**Action item A**
Restate the passage on caring workers' pay. Begin at the words "The other Working" and stop after "the same topic.". Change "workers" to "staff" each time it occurs.
**Action item B**
Decide whether each statement below agrees with the passage on caring workers' pay. Answer yes or no, and quote the words from the passage that settle it.
(i) In the private sector, caring workers are paid only a little above minimum wage.
(ii) Pay parity between the public and private sectors would amount to true pay equity.
(iii) Similar workers in the public sector probably receive around $25 an hour.

*** Extract ***

The other Working Party on the actual amounts, and processes for caring work, has gone on and on. One hears rumours about it – there has certainly been an offer; it may be quite a few dollars. The caring workers are only paid, in the private sector, a little above minimum wage. Similar workers in the public sector probably receive around $21 or $22, and what one fears may happen is that they will even it up – pay parity between public and private sectors. That would be hard to turn down, and quite reasonably the workers in the industry would jump at it; but it is not true pay equity. Both sorts of workers are underpaid relative to other sorts of work, and we think something like $25-6 an hour, at a guess, would be better.
Click here for a February 12 interview with Prue Hyman on the same topic.
2 thoughts on “Prue Hyman: The struggle for equal pay”
What do you think about the pay gap between trans women and cis women?
Hi Adeline. Obviously this is a transcript of a completed interview, so I presume your question is directed at me, since this is my blog.

*** End of Extract ***
*** Stored data ***

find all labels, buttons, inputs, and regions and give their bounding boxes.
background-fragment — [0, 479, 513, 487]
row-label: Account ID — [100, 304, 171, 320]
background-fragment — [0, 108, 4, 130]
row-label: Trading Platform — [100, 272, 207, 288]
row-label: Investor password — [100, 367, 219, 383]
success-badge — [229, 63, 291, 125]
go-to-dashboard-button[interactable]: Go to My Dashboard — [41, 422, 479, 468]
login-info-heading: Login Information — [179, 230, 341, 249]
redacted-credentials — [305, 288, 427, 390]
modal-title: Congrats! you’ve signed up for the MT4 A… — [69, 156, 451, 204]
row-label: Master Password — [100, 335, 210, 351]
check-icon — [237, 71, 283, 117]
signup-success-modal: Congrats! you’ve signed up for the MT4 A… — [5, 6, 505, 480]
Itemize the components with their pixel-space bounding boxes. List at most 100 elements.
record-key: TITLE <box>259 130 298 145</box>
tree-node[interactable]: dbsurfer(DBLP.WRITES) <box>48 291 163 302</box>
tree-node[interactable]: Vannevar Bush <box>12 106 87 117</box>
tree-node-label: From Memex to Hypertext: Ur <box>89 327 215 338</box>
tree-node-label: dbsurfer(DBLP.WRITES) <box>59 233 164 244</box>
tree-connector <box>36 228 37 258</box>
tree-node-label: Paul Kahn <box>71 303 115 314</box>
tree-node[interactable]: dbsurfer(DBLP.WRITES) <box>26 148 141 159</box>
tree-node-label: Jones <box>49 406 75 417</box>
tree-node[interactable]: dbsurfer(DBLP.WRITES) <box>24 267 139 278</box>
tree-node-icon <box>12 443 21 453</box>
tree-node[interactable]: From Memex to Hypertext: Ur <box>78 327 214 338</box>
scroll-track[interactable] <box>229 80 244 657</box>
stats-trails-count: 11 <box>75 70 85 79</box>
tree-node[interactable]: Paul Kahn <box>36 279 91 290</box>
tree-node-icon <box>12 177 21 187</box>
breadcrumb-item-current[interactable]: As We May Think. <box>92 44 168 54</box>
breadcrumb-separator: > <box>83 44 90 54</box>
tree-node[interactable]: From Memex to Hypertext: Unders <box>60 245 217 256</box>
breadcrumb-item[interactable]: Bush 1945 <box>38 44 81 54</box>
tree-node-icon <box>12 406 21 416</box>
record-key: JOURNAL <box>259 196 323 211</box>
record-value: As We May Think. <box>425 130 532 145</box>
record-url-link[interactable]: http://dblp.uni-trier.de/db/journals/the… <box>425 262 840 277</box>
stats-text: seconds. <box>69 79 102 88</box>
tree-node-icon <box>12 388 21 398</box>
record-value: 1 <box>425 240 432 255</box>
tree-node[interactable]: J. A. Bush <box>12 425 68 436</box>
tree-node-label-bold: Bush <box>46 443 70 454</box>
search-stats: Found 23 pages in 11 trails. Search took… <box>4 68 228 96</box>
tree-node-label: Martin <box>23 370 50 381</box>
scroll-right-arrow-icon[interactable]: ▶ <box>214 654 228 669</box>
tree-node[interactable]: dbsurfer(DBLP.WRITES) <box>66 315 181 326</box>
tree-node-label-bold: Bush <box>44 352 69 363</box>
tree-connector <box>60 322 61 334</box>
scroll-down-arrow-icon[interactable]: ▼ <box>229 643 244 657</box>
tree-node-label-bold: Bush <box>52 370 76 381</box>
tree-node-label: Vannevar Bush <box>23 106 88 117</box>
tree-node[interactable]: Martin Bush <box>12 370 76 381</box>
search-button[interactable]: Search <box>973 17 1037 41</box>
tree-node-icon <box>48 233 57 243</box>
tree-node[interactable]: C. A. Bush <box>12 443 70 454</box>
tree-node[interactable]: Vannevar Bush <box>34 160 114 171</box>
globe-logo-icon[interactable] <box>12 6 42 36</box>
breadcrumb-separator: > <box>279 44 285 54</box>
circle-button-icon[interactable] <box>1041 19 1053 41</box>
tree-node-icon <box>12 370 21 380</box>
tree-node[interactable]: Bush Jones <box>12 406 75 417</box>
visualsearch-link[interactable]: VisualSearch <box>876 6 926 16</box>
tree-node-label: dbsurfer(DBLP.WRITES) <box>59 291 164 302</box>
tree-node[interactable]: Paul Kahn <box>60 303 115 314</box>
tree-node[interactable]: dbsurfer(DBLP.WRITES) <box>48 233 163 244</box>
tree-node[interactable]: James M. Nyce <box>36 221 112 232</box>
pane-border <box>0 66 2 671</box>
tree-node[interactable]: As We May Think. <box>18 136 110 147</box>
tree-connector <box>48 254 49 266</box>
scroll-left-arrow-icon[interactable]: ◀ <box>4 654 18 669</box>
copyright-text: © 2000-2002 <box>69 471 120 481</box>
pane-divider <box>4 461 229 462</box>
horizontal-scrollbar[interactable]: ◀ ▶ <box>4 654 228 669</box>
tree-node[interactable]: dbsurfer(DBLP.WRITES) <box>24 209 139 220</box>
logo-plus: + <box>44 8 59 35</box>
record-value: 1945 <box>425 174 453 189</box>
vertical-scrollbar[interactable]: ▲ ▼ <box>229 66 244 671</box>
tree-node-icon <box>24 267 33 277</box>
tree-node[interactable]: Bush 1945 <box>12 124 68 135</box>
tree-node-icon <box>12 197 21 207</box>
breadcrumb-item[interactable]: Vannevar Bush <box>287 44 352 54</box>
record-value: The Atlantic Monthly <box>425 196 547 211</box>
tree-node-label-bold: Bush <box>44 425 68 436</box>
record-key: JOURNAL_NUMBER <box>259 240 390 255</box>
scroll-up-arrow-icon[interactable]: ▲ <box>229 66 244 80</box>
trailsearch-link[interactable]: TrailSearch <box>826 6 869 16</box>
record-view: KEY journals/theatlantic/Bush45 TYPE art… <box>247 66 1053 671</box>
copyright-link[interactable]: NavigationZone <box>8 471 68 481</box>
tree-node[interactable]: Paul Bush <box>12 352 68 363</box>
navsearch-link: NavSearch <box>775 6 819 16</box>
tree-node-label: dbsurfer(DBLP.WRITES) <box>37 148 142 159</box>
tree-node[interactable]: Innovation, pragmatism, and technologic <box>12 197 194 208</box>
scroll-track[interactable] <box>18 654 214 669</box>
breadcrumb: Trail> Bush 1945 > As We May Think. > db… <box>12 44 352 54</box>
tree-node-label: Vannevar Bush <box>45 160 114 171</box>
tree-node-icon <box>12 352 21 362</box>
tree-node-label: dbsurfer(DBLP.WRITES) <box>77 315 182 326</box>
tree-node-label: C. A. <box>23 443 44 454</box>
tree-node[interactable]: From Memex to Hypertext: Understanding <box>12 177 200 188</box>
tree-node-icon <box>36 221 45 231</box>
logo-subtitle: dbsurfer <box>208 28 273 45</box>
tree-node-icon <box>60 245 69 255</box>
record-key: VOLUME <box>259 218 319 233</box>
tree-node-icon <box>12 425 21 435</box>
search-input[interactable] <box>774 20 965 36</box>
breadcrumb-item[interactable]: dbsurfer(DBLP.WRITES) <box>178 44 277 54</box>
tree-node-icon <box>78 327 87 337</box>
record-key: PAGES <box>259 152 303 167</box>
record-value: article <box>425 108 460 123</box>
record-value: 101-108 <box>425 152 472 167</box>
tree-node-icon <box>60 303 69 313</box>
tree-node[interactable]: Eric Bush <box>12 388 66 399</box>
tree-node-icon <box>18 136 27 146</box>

*** End of Stored data ***

**Answer area A**
The other Working Party on the actual amounts, and processes for caring work, has gone on and on. One hears rumours about it – there has certainly been an offer; it may be quite a few dollars. The caring staff are only paid, in the private sector, a little above minimum wage. Similar staff in the public sector probably receive around $21 or $22, and what one fears may happen is that they will even it up – pay parity between public and private sectors. That would be hard to turn down, and quite reasonably the staff in the industry would jump at it; but it is not true pay equity. Both sorts of staff are underpaid relative to other sorts of work, and we think something like $25-6 an hour, at a guess, would be better.
Click here for a February 12 interview with Prue Hyman on the same topic.

**Answer area B**
(i) Yes: "The caring workers are only paid, in the private sector, a little above minimum wage."
(ii) No: "but it is not true pay equity."
(iii) No: "Similar workers in the public sector probably receive around $21 or $22"